═══ PASSAGE GIVEN ═══

GitHub
deepbox/datasets

Synthetic Data Generators

Parametric generators that create datasets with controllable geometry, difficulty, noise, and dimensionality. Use these for unit testing, benchmarking, teaching, and exploring model behavior. Every generator accepts a randomState seed for full reproducibility.
makeBlobs
makeBlobs(opts?: MakeBlobsOptions): [Tensor, Tensor]

Generate isotropic Gaussian blobs for clustering and classification. Each cluster is sampled from N(μₖ, σ²I) where μₖ is the cluster center and σ is clusterStd. Centers are randomly placed unless explicitly provided. The default produces well-separated clusters ideal for testing KMeans.

Parameters:
opts.nSamples: number - Total number of points equally divided among clusters (default: 100)
opts.nFeatures: number - Dimensionality of each point (default: 2)
opts.centers: number | number[][] - Number of clusters or explicit center coordinates (default: 3)
opts.clusterStd: number - Standard deviation of each cluster (default: 1.0). Lower values → tighter clusters.
opts.randomState: number - Seed for reproducible generation
makeCircles
makeCircles(opts?: MakeCirclesOptions): [Tensor, Tensor]

Generate two concentric circles — an inner ring (class 0) and an outer ring (class 1). Points are uniformly distributed around each circle with optional Gaussian noise. Linear classifiers cannot separate these classes; use kernel SVM, decision trees, or neural networks instead. The factor parameter controls how close the two circles are.

Parameters:
opts.nSamples: number - Total number of points, split equally between inner and outer circles (default: 100)
opts.noise: number - Standard deviation of Gaussian noise added to each point (default: 0)
opts.factor: number - Ratio of inner circle radius to outer circle radius, in (0, 1). 0.5 means the inner circle has half the radius. (default: 0.8)
opts.randomState: number - Seed for reproducibility
makeMoons
makeMoons(opts?: MakeMoonsOptions): [Tensor, Tensor]

Generate two interleaving half-circle (crescent/moon) shapes. Class 0 is the upper moon, class 1 is the lower moon shifted right and down. With low noise, the two moons interlock but do not overlap. Another classic non-linear binary classification test — widely used to demonstrate decision boundaries.

Parameters:
opts.nSamples: number - Total points split equally between the two moons (default: 100)
opts.noise: number - Standard deviation of Gaussian noise (default: 0)

═══ EXCERPTED RECORDS ═══

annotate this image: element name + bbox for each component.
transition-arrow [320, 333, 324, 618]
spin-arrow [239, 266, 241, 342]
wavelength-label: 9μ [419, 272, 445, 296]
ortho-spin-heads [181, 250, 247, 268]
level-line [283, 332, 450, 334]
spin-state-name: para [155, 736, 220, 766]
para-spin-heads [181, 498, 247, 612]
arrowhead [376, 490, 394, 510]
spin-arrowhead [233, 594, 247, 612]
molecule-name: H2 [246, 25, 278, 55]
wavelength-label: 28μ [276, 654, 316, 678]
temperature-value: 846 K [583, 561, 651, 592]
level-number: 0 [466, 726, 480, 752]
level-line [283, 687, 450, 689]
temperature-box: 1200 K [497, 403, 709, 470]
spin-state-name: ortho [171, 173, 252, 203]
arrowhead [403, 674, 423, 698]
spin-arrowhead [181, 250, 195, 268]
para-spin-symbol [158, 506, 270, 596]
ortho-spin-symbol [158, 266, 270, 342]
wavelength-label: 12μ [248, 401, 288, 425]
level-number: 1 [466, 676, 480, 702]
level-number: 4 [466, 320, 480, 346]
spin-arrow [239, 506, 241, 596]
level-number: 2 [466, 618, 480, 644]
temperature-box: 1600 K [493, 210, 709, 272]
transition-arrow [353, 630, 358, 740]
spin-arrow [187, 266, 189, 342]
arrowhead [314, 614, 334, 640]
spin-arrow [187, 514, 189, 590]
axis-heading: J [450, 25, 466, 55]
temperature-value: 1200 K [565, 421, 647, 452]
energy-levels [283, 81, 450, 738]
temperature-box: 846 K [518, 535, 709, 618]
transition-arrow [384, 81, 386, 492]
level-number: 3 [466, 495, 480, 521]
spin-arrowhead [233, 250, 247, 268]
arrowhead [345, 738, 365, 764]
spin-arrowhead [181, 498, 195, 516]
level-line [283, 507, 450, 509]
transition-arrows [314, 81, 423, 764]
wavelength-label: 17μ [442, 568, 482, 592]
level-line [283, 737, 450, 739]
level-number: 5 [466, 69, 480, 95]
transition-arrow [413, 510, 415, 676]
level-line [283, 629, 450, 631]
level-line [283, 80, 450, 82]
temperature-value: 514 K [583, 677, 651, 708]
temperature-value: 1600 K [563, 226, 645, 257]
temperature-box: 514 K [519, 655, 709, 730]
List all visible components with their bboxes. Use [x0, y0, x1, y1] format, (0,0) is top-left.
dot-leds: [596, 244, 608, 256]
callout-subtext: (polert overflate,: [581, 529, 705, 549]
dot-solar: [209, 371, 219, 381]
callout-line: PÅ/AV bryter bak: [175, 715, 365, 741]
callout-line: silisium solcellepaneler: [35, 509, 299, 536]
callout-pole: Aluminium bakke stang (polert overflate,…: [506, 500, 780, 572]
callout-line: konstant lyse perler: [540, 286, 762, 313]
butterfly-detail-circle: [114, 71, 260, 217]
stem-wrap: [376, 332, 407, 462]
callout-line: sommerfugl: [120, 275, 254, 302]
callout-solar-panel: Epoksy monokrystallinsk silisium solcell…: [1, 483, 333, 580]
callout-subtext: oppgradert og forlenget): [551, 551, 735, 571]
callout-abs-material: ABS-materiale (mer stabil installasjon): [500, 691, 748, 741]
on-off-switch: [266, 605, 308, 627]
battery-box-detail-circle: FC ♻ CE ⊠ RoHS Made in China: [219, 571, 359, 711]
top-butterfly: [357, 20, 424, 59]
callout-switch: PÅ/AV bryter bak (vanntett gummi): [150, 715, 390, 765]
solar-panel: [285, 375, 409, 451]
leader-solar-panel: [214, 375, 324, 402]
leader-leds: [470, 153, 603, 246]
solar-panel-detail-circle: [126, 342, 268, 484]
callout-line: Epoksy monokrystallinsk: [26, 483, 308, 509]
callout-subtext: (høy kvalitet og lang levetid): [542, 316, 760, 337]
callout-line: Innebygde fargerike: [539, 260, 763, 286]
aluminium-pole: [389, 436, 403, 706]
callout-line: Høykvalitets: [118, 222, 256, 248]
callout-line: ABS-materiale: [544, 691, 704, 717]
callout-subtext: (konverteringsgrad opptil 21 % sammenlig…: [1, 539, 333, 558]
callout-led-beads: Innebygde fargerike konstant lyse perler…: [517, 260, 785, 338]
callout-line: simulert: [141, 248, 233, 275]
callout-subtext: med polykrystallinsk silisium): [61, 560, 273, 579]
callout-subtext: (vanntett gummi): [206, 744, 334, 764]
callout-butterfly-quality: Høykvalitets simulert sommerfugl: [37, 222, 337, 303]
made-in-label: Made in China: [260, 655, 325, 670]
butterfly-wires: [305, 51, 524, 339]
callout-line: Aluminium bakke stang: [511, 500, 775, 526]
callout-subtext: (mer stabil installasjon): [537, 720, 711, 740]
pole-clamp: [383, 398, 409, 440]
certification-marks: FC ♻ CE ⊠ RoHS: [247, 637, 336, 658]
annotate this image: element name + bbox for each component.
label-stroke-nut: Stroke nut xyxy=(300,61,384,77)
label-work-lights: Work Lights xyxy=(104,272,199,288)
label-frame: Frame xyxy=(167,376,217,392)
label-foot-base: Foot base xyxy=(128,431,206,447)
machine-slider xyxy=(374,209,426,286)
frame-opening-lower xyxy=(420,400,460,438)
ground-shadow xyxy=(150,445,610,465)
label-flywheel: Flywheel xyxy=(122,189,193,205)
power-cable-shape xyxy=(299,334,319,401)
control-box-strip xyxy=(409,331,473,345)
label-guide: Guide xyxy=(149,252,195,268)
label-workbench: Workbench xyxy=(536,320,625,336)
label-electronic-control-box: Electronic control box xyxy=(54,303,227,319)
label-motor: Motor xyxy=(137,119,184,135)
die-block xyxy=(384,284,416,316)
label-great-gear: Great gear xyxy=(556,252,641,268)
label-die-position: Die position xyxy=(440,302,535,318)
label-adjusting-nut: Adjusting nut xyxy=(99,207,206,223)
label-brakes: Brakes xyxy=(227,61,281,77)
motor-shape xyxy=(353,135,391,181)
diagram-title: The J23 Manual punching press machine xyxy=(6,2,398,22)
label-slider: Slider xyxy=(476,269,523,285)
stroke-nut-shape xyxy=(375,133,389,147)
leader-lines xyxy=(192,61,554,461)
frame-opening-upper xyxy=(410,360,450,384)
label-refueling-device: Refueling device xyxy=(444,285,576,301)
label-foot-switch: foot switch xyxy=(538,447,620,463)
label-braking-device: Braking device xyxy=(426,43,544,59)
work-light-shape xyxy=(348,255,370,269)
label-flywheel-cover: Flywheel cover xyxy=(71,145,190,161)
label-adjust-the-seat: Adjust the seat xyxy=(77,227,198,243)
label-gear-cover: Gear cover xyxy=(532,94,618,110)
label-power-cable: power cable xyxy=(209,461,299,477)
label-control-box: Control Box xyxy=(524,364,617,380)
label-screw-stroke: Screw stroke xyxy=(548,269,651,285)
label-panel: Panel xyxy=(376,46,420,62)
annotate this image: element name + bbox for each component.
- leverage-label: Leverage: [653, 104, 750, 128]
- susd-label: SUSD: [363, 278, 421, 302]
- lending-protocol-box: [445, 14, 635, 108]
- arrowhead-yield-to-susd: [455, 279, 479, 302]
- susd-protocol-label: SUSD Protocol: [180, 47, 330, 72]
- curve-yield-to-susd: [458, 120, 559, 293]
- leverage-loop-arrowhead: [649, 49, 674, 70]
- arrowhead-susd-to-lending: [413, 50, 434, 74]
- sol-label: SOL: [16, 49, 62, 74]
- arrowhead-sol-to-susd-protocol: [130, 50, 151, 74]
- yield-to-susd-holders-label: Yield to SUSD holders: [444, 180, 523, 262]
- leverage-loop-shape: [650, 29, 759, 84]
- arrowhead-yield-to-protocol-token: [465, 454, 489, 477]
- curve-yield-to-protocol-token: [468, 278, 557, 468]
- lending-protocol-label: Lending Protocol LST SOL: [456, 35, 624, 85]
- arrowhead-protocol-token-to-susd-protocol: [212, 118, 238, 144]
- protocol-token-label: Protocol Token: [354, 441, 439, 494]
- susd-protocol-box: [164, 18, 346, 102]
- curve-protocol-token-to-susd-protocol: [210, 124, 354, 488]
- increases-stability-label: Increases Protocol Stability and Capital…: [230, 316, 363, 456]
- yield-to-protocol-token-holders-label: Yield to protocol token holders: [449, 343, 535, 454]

═══

◆ TASK SET
a - According to the synthetic data generators documentation, what is the default value of the factor parameter for makeCircles?
b - Return the part of the synthetic data generators documentation that begins at the words "opts.randomState: number - Seed for reproducible" and stops after the words "circles (default: 100)".
Work only from the synthetic data generators documentation.

◆ SOLUTIONS PER TASK
a - 0.8

b -
opts.randomState: number - Seed for reproducible generation
makeCircles
makeCircles(opts?: MakeCirclesOptions): [Tensor, Tensor]

Generate two concentric circles — an inner ring (class 0) and an outer ring (class 1). Points are uniformly distributed around each circle with optional Gaussian noise. Linear classifiers cannot separate these classes; use kernel SVM, decision trees, or neural networks instead. The factor parameter controls how close the two circles are.

Parameters:
opts.nSamples: number - Total number of points, split equally between inner and outer circles (default: 100)